BEGIN

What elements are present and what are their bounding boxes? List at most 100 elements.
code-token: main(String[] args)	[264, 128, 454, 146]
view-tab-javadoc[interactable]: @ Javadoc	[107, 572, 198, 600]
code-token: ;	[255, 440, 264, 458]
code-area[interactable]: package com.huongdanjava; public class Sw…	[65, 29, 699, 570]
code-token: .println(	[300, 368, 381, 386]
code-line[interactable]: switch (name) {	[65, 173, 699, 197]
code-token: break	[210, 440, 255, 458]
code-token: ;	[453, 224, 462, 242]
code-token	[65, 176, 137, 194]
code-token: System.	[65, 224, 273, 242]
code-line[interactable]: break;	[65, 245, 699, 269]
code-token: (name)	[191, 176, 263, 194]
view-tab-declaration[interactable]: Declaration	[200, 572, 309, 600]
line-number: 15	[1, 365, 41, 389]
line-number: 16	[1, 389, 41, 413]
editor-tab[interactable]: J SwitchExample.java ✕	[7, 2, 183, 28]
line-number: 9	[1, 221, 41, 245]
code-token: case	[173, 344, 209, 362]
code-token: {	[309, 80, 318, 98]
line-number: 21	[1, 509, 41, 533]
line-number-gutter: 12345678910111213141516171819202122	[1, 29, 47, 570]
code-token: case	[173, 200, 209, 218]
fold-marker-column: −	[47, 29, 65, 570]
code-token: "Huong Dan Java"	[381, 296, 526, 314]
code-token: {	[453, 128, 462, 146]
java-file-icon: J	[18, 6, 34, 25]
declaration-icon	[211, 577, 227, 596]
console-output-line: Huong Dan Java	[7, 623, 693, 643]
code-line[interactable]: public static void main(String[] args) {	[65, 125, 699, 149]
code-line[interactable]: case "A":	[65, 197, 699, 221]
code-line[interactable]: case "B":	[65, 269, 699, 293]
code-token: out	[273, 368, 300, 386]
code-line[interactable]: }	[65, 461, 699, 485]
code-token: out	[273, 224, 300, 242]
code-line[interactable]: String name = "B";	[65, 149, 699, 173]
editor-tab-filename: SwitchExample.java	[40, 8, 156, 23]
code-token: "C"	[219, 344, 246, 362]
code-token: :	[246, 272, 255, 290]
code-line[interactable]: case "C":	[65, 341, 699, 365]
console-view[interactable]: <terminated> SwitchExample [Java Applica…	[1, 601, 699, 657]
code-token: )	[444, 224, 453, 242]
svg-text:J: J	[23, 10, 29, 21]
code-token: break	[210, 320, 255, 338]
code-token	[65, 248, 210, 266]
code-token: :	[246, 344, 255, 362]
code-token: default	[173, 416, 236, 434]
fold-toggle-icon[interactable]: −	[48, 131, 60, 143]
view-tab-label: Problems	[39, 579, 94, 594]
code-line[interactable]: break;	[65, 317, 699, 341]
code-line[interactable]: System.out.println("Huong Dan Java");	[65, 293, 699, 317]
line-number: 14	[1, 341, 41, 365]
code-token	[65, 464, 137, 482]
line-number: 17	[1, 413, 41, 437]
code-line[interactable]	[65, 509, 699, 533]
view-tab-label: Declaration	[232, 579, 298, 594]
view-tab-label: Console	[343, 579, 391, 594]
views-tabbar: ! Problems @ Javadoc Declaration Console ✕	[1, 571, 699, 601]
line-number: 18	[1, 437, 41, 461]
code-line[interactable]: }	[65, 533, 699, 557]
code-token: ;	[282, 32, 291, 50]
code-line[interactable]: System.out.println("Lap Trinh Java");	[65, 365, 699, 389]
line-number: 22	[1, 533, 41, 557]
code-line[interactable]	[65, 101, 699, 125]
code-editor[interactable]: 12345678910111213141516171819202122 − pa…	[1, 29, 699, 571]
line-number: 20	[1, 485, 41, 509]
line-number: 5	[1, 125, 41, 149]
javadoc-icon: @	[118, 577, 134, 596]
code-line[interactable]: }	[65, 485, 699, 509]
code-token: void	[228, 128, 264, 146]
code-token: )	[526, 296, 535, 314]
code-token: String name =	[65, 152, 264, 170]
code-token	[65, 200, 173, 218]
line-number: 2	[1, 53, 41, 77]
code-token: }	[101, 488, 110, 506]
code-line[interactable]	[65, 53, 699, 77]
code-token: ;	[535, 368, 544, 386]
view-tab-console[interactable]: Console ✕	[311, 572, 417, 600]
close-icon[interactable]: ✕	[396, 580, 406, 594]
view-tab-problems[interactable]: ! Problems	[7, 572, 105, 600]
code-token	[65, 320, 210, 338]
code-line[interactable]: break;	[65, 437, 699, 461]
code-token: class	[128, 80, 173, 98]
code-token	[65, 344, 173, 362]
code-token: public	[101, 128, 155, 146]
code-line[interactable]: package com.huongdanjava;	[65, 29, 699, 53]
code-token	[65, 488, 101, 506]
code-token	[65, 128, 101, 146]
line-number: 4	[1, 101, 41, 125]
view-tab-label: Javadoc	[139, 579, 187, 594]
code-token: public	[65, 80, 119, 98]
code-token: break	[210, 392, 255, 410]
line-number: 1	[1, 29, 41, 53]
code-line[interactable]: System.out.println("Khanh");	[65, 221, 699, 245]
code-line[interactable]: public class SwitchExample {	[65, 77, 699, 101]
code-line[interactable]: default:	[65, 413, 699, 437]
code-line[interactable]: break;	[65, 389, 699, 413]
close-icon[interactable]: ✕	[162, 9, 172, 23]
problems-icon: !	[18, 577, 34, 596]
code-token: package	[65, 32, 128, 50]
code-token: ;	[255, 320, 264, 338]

END

== TASK PROMPT ==
Copy all of the records above line for line, without changing anything.

== RESULT OF THE TASK ==
What elements are present and what are their bounding boxes? List at most 100 elements.
code-token: main(String[] args)	[264, 128, 454, 146]
view-tab-javadoc[interactable]: @ Javadoc	[107, 572, 198, 600]
code-token: ;	[255, 440, 264, 458]
code-area[interactable]: package com.huongdanjava; public class Sw…	[65, 29, 699, 570]
code-token: .println(	[300, 368, 381, 386]
code-line[interactable]: switch (name) {	[65, 173, 699, 197]
code-token: break	[210, 440, 255, 458]
code-token: ;	[453, 224, 462, 242]
code-token	[65, 176, 137, 194]
code-token: System.	[65, 224, 273, 242]
code-line[interactable]: break;	[65, 245, 699, 269]
code-token: (name)	[191, 176, 263, 194]
view-tab-declaration[interactable]: Declaration	[200, 572, 309, 600]
line-number: 15	[1, 365, 41, 389]
line-number: 16	[1, 389, 41, 413]
editor-tab[interactable]: J SwitchExample.java ✕	[7, 2, 183, 28]
line-number: 9	[1, 221, 41, 245]
code-token: case	[173, 344, 209, 362]
code-token: {	[309, 80, 318, 98]
line-number: 21	[1, 509, 41, 533]
line-number-gutter: 12345678910111213141516171819202122	[1, 29, 47, 570]
code-token: case	[173, 200, 209, 218]
fold-marker-column: −	[47, 29, 65, 570]
code-token: "Huong Dan Java"	[381, 296, 526, 314]
code-token: {	[453, 128, 462, 146]
java-file-icon: J	[18, 6, 34, 25]
declaration-icon	[211, 577, 227, 596]
console-output-line: Huong Dan Java	[7, 623, 693, 643]
code-line[interactable]: public static void main(String[] args) {	[65, 125, 699, 149]
code-line[interactable]: case "A":	[65, 197, 699, 221]
code-line[interactable]: case "B":	[65, 269, 699, 293]
code-token: out	[273, 368, 300, 386]
code-line[interactable]: }	[65, 461, 699, 485]
code-token: out	[273, 224, 300, 242]
code-line[interactable]: String name = "B";	[65, 149, 699, 173]
editor-tab-filename: SwitchExample.java	[40, 8, 156, 23]
code-token: "C"	[219, 344, 246, 362]
code-token: :	[246, 272, 255, 290]
code-line[interactable]: case "C":	[65, 341, 699, 365]
console-view[interactable]: <terminated> SwitchExample [Java Applica…	[1, 601, 699, 657]
code-token: )	[444, 224, 453, 242]
svg-text:J: J	[23, 10, 29, 21]
code-token: break	[210, 320, 255, 338]
code-token	[65, 248, 210, 266]
code-token: :	[246, 344, 255, 362]
code-token: default	[173, 416, 236, 434]
fold-toggle-icon[interactable]: −	[48, 131, 60, 143]
view-tab-label: Problems	[39, 579, 94, 594]
code-line[interactable]: break;	[65, 317, 699, 341]
code-line[interactable]: System.out.println("Huong Dan Java");	[65, 293, 699, 317]
line-number: 14	[1, 341, 41, 365]
code-token	[65, 464, 137, 482]
line-number: 17	[1, 413, 41, 437]
code-line[interactable]	[65, 509, 699, 533]
view-tab-label: Declaration	[232, 579, 298, 594]
view-tab-label: Console	[343, 579, 391, 594]
views-tabbar: ! Problems @ Javadoc Declaration Console ✕	[1, 571, 699, 601]
line-number: 18	[1, 437, 41, 461]
code-line[interactable]: }	[65, 533, 699, 557]
code-token: ;	[282, 32, 291, 50]
code-line[interactable]: System.out.println("Lap Trinh Java");	[65, 365, 699, 389]
line-number: 22	[1, 533, 41, 557]
code-line[interactable]	[65, 101, 699, 125]
code-editor[interactable]: 12345678910111213141516171819202122 − pa…	[1, 29, 699, 571]
line-number: 20	[1, 485, 41, 509]
line-number: 5	[1, 125, 41, 149]
javadoc-icon: @	[118, 577, 134, 596]
code-line[interactable]: }	[65, 485, 699, 509]
code-token: void	[228, 128, 264, 146]
code-token: )	[526, 296, 535, 314]
code-token: String name =	[65, 152, 264, 170]
code-token	[65, 200, 173, 218]
line-number: 2	[1, 53, 41, 77]
code-token: }	[101, 488, 110, 506]
code-line[interactable]	[65, 53, 699, 77]
code-token: ;	[535, 368, 544, 386]
view-tab-console[interactable]: Console ✕	[311, 572, 417, 600]
close-icon[interactable]: ✕	[396, 580, 406, 594]
view-tab-problems[interactable]: ! Problems	[7, 572, 105, 600]
code-token	[65, 320, 210, 338]
code-line[interactable]: break;	[65, 437, 699, 461]
code-token: class	[128, 80, 173, 98]
code-token	[65, 344, 173, 362]
code-token: public	[101, 128, 155, 146]
code-line[interactable]: package com.huongdanjava;	[65, 29, 699, 53]
code-token	[65, 488, 101, 506]
code-token	[65, 128, 101, 146]
line-number: 4	[1, 101, 41, 125]
view-tab-label: Javadoc	[139, 579, 187, 594]
code-token: public	[65, 80, 119, 98]
code-token: break	[210, 392, 255, 410]
line-number: 1	[1, 29, 41, 53]
code-line[interactable]: System.out.println("Khanh");	[65, 221, 699, 245]
code-line[interactable]: public class SwitchExample {	[65, 77, 699, 101]
code-line[interactable]: default:	[65, 413, 699, 437]
code-line[interactable]: break;	[65, 389, 699, 413]
close-icon[interactable]: ✕	[162, 9, 172, 23]
problems-icon: !	[18, 577, 34, 596]
code-token: package	[65, 32, 128, 50]
code-token: ;	[255, 320, 264, 338]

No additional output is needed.